Impossibile fidarsi

Oggi sono andata a parlare a L’aria che tira La7 sulla vaccinazione ai minori, in contraddittorio con Guido Rasi, ex direttore esecutivo dell’Ema, e Sandra Zampa, ex sottosegretario del Ministero della Salute e ora consulente alla comunicazione + due bravi colleghi, Marianna Aprile e Francesco Borgonovo (qui il link al https://www.facebook.com/maddalena.loy/videos/10158757500023515/)

I decisori politici che stanno martellando sulla vaccinazione ai minori pensano che i genitori contrari abbiano “paura” del vaccino, che siano “preoccupati”, lasciando passare un’immagine quasi di “ignoranza” dei genitori. Noi della Rete Nazionale Scuola in Presenza abbiamo tutti vaccinato i nostri figli, ma contro malattie che, se li avessero colpiti, li avrebbero menomati per sempre, o uccisi. Qui invece si chiede di sottoporre i nostri figli a un vaccino che non serve a proteggere loro ma “il povero nonno”, che però è già vaccinato. Certo che siamo preoccupati, ma non per il vaccino: siamo molto preoccupati di quest’orgia vaccinale a spese dei minori, che non votano; siamo preoccupati che lo Stato altro non sappia fare se non somministrare “vaccini come caramelle”, come ha sottolineato l’Ente Vaccinale tedesco e, stamattina, anche quello inglese, dicendo STOP alla vaccinazione antiCovid pediatrica, e come ha sottolineato anche il Comitato di Bioetica francese, che giustamente ha osservato quanto “il beneficio individuale legato all’infezione è molto basso in assenza di comorbidità e non sembra sufficiente a giustificare la vaccinazione ai minori”. Siamo infine preoccupati che qualcuno ai piani alti abbia perfino osato subordinare il rientro in classe in presenza alla vaccinazione. Siamo matti?

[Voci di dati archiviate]
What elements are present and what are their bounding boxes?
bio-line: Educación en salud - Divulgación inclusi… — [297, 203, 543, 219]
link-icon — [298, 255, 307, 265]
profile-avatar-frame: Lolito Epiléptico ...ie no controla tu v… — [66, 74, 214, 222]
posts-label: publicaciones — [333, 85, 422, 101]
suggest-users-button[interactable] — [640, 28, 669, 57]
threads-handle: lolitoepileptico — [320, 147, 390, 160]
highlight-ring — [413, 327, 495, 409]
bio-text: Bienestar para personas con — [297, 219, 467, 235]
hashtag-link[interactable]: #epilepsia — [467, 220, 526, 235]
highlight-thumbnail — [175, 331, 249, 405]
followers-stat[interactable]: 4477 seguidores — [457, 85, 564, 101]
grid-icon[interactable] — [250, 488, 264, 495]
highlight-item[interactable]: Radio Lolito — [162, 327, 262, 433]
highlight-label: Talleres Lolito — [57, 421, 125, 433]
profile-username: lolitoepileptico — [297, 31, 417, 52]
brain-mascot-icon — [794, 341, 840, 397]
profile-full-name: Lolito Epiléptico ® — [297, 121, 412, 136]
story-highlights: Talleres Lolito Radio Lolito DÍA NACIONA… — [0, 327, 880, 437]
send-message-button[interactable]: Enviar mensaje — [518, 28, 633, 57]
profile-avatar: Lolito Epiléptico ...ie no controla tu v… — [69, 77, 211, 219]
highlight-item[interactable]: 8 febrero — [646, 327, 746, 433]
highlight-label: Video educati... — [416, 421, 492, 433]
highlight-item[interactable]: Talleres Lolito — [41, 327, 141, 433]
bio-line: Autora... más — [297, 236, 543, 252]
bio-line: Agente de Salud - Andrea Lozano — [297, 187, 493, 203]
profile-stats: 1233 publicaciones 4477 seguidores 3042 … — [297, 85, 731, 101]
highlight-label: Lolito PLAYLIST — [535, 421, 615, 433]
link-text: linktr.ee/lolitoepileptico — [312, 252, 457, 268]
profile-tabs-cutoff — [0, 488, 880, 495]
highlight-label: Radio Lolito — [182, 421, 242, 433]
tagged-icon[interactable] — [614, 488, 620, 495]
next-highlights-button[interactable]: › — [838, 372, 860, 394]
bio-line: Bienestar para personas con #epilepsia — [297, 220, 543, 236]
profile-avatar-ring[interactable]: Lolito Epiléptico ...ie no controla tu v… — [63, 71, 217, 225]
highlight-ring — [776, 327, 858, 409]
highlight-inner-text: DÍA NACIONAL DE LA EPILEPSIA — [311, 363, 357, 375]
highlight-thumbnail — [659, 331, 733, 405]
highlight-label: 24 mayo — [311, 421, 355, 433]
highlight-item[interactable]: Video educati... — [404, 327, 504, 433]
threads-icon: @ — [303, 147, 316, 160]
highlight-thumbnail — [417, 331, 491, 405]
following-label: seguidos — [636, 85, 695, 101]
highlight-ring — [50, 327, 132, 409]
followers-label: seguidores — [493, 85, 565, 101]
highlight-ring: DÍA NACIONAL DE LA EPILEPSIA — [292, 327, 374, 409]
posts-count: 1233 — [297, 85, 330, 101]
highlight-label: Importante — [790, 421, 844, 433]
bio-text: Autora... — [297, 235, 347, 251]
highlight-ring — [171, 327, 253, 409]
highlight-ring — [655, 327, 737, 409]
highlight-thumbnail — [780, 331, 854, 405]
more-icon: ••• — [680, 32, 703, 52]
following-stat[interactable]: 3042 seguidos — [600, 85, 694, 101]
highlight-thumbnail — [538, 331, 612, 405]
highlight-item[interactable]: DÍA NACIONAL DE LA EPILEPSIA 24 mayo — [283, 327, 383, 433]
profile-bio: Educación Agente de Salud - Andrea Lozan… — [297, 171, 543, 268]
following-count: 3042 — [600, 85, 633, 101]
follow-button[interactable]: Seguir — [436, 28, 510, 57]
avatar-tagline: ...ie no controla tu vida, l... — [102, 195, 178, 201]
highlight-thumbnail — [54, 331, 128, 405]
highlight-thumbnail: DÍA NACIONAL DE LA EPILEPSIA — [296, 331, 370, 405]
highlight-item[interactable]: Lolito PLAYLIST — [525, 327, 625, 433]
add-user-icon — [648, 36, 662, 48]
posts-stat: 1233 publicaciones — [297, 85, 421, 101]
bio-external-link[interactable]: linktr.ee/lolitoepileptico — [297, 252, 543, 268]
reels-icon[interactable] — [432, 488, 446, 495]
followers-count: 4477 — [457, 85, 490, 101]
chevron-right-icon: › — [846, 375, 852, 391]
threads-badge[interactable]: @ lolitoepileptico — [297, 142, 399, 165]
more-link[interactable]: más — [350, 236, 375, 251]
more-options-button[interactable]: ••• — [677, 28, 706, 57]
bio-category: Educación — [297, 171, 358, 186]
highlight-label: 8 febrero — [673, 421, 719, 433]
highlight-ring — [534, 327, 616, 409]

# Compiti proposti
A) Indica se ciascuna affermazione concorda con il brano sulla vaccinazione ai minori, rispondendo sì o no e citando le parole del brano che lo stabiliscono: (i) l'autrice è intervenuta a L'aria che tira in contraddittorio con Guido Rasi; (ii) i membri della Rete Nazionale Scuola in Presenza non hanno vaccinato i propri figli contro alcuna malattia; (iii) secondo il brano, il vaccino richiesto per i minori serve a proteggere i minori stessi.
B) Secondo il brano sulla vaccinazione ai minori, perché il Comitato di Bioetica francese non ritiene giustificata la vaccinazione ai minori?
C) Quale ruolo attribuisce a Sandra Zampa il brano sulla vaccinazione ai minori?
L'elenco non ha alcun legame con il brano.

# Elenco delle risposte
A)
(i) Sì: "in contraddittorio con Guido Rasi, ex direttore esecutivo dell’Ema".
(ii) No: "abbiamo tutti vaccinato i nostri figli".
(iii) No: "un vaccino che non serve a proteggere loro ma “il povero nonno”".

B) Il Comitato osserva che "il beneficio individuale legato all’infezione è molto basso in assenza di comorbidità". Per questo tale beneficio "non sembra sufficiente a giustificare la vaccinazione ai minori".

C) È ex sottosegretario del Ministero della Salute e ora consulente alla comunicazione.